### [Prompt]
Print the complete listing so that it matches the original exactly.

[Input data Boundary: Start]

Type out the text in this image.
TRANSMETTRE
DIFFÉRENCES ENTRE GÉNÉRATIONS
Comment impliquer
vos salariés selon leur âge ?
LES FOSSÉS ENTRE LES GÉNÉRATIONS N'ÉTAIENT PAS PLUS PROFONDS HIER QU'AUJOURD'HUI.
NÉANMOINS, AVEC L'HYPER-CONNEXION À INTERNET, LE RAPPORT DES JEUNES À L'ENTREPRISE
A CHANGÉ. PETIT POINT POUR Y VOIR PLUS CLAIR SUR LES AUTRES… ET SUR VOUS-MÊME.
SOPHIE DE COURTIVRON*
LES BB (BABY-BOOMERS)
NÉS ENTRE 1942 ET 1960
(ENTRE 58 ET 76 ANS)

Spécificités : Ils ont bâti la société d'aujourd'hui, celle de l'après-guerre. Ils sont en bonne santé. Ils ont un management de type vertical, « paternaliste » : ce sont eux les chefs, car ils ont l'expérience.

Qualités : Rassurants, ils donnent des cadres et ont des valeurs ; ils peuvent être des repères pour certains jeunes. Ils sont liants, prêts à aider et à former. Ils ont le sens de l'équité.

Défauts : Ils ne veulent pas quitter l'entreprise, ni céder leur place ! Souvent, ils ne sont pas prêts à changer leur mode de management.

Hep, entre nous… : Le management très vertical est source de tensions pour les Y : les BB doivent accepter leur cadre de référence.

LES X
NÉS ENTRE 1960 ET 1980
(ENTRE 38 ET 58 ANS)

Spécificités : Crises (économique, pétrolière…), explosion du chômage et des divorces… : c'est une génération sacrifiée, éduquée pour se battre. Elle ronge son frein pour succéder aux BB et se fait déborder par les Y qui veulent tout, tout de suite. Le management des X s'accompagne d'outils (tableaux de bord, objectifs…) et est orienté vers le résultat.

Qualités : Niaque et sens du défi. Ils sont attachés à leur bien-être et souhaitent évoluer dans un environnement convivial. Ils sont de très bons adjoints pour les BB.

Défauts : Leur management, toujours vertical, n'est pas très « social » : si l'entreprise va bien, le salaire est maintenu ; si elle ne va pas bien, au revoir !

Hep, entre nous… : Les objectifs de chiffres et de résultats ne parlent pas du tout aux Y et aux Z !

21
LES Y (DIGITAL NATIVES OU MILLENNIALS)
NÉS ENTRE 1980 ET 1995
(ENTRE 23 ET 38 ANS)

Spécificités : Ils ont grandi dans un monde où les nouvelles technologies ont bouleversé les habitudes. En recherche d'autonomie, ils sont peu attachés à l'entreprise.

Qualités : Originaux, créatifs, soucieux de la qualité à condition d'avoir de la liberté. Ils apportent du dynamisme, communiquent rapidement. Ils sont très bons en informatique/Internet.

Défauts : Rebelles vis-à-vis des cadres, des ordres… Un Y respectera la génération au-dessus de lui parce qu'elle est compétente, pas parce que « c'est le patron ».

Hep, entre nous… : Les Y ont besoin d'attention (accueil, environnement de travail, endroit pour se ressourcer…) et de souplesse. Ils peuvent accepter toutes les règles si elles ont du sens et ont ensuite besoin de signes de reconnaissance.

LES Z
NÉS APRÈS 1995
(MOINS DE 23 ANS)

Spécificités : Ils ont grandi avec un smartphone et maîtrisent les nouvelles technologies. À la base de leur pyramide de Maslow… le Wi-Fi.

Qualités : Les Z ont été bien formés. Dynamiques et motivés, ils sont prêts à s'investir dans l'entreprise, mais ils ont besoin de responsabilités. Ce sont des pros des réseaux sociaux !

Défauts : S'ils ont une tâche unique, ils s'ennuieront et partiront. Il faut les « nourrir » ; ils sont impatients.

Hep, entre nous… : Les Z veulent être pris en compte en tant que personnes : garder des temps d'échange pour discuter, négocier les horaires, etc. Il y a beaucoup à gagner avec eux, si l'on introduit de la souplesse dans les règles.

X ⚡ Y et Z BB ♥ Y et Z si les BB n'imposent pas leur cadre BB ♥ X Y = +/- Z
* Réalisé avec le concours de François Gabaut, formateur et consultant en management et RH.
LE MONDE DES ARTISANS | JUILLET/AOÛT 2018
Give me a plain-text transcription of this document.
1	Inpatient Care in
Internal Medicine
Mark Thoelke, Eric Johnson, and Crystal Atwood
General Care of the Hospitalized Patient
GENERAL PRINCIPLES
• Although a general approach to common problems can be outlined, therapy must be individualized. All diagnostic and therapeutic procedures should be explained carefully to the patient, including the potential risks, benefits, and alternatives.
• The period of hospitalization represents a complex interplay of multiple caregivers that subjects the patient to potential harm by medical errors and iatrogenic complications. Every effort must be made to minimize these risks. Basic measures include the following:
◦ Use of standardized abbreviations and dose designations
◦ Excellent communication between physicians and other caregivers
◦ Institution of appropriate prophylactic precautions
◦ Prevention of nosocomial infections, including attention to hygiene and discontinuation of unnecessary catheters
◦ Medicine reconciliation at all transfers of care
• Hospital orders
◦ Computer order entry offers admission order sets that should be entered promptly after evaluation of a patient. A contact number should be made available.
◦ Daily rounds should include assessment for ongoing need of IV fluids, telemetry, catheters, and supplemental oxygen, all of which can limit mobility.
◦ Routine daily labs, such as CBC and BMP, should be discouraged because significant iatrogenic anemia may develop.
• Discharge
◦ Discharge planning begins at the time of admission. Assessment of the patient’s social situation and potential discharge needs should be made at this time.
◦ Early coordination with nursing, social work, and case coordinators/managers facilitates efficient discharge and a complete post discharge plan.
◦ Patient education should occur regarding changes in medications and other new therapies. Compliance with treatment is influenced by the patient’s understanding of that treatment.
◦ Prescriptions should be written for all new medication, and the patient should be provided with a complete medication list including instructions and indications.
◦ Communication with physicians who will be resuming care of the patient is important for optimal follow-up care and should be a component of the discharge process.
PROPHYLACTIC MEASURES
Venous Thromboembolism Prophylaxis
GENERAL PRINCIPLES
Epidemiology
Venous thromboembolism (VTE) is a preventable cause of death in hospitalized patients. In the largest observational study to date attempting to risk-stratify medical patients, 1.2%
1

[Input data Boundary: End]

### [Task solution]
Type out the text in this image.
TRANSMETTRE
DIFFÉRENCES ENTRE GÉNÉRATIONS
Comment impliquer
vos salariés selon leur âge ?
LES FOSSÉS ENTRE LES GÉNÉRATIONS N'ÉTAIENT PAS PLUS PROFONDS HIER QU'AUJOURD'HUI.
NÉANMOINS, AVEC L'HYPER-CONNEXION À INTERNET, LE RAPPORT DES JEUNES À L'ENTREPRISE
A CHANGÉ. PETIT POINT POUR Y VOIR PLUS CLAIR SUR LES AUTRES… ET SUR VOUS-MÊME.
SOPHIE DE COURTIVRON*
LES BB (BABY-BOOMERS)
NÉS ENTRE 1942 ET 1960
(ENTRE 58 ET 76 ANS)

Spécificités : Ils ont bâti la société d'aujourd'hui, celle de l'après-guerre. Ils sont en bonne santé. Ils ont un management de type vertical, « paternaliste » : ce sont eux les chefs, car ils ont l'expérience.

Qualités : Rassurants, ils donnent des cadres et ont des valeurs ; ils peuvent être des repères pour certains jeunes. Ils sont liants, prêts à aider et à former. Ils ont le sens de l'équité.

Défauts : Ils ne veulent pas quitter l'entreprise, ni céder leur place ! Souvent, ils ne sont pas prêts à changer leur mode de management.

Hep, entre nous… : Le management très vertical est source de tensions pour les Y : les BB doivent accepter leur cadre de référence.

LES X
NÉS ENTRE 1960 ET 1980
(ENTRE 38 ET 58 ANS)

Spécificités : Crises (économique, pétrolière…), explosion du chômage et des divorces… : c'est une génération sacrifiée, éduquée pour se battre. Elle ronge son frein pour succéder aux BB et se fait déborder par les Y qui veulent tout, tout de suite. Le management des X s'accompagne d'outils (tableaux de bord, objectifs…) et est orienté vers le résultat.

Qualités : Niaque et sens du défi. Ils sont attachés à leur bien-être et souhaitent évoluer dans un environnement convivial. Ils sont de très bons adjoints pour les BB.

Défauts : Leur management, toujours vertical, n'est pas très « social » : si l'entreprise va bien, le salaire est maintenu ; si elle ne va pas bien, au revoir !

Hep, entre nous… : Les objectifs de chiffres et de résultats ne parlent pas du tout aux Y et aux Z !

21
LES Y (DIGITAL NATIVES OU MILLENNIALS)
NÉS ENTRE 1980 ET 1995
(ENTRE 23 ET 38 ANS)

Spécificités : Ils ont grandi dans un monde où les nouvelles technologies ont bouleversé les habitudes. En recherche d'autonomie, ils sont peu attachés à l'entreprise.

Qualités : Originaux, créatifs, soucieux de la qualité à condition d'avoir de la liberté. Ils apportent du dynamisme, communiquent rapidement. Ils sont très bons en informatique/Internet.

Défauts : Rebelles vis-à-vis des cadres, des ordres… Un Y respectera la génération au-dessus de lui parce qu'elle est compétente, pas parce que « c'est le patron ».

Hep, entre nous… : Les Y ont besoin d'attention (accueil, environnement de travail, endroit pour se ressourcer…) et de souplesse. Ils peuvent accepter toutes les règles si elles ont du sens et ont ensuite besoin de signes de reconnaissance.

LES Z
NÉS APRÈS 1995
(MOINS DE 23 ANS)

Spécificités : Ils ont grandi avec un smartphone et maîtrisent les nouvelles technologies. À la base de leur pyramide de Maslow… le Wi-Fi.

Qualités : Les Z ont été bien formés. Dynamiques et motivés, ils sont prêts à s'investir dans l'entreprise, mais ils ont besoin de responsabilités. Ce sont des pros des réseaux sociaux !

Défauts : S'ils ont une tâche unique, ils s'ennuieront et partiront. Il faut les « nourrir » ; ils sont impatients.

Hep, entre nous… : Les Z veulent être pris en compte en tant que personnes : garder des temps d'échange pour discuter, négocier les horaires, etc. Il y a beaucoup à gagner avec eux, si l'on introduit de la souplesse dans les règles.

X ⚡ Y et Z BB ♥ Y et Z si les BB n'imposent pas leur cadre BB ♥ X Y = +/- Z
* Réalisé avec le concours de François Gabaut, formateur et consultant en management et RH.
LE MONDE DES ARTISANS | JUILLET/AOÛT 2018
Give me a plain-text transcription of this document.
1	Inpatient Care in
Internal Medicine
Mark Thoelke, Eric Johnson, and Crystal Atwood
General Care of the Hospitalized Patient
GENERAL PRINCIPLES
• Although a general approach to common problems can be outlined, therapy must be individualized. All diagnostic and therapeutic procedures should be explained carefully to the patient, including the potential risks, benefits, and alternatives.
• The period of hospitalization represents a complex interplay of multiple caregivers that subjects the patient to potential harm by medical errors and iatrogenic complications. Every effort must be made to minimize these risks. Basic measures include the following:
◦ Use of standardized abbreviations and dose designations
◦ Excellent communication between physicians and other caregivers
◦ Institution of appropriate prophylactic precautions
◦ Prevention of nosocomial infections, including attention to hygiene and discontinuation of unnecessary catheters
◦ Medicine reconciliation at all transfers of care
• Hospital orders
◦ Computer order entry offers admission order sets that should be entered promptly after evaluation of a patient. A contact number should be made available.
◦ Daily rounds should include assessment for ongoing need of IV fluids, telemetry, catheters, and supplemental oxygen, all of which can limit mobility.
◦ Routine daily labs, such as CBC and BMP, should be discouraged because significant iatrogenic anemia may develop.
• Discharge
◦ Discharge planning begins at the time of admission. Assessment of the patient’s social situation and potential discharge needs should be made at this time.
◦ Early coordination with nursing, social work, and case coordinators/managers facilitates efficient discharge and a complete post discharge plan.
◦ Patient education should occur regarding changes in medications and other new therapies. Compliance with treatment is influenced by the patient’s understanding of that treatment.
◦ Prescriptions should be written for all new medication, and the patient should be provided with a complete medication list including instructions and indications.
◦ Communication with physicians who will be resuming care of the patient is important for optimal follow-up care and should be a component of the discharge process.
PROPHYLACTIC MEASURES
Venous Thromboembolism Prophylaxis
GENERAL PRINCIPLES
Epidemiology
Venous thromboembolism (VTE) is a preventable cause of death in hospitalized patients. In the largest observational study to date attempting to risk-stratify medical patients, 1.2%
1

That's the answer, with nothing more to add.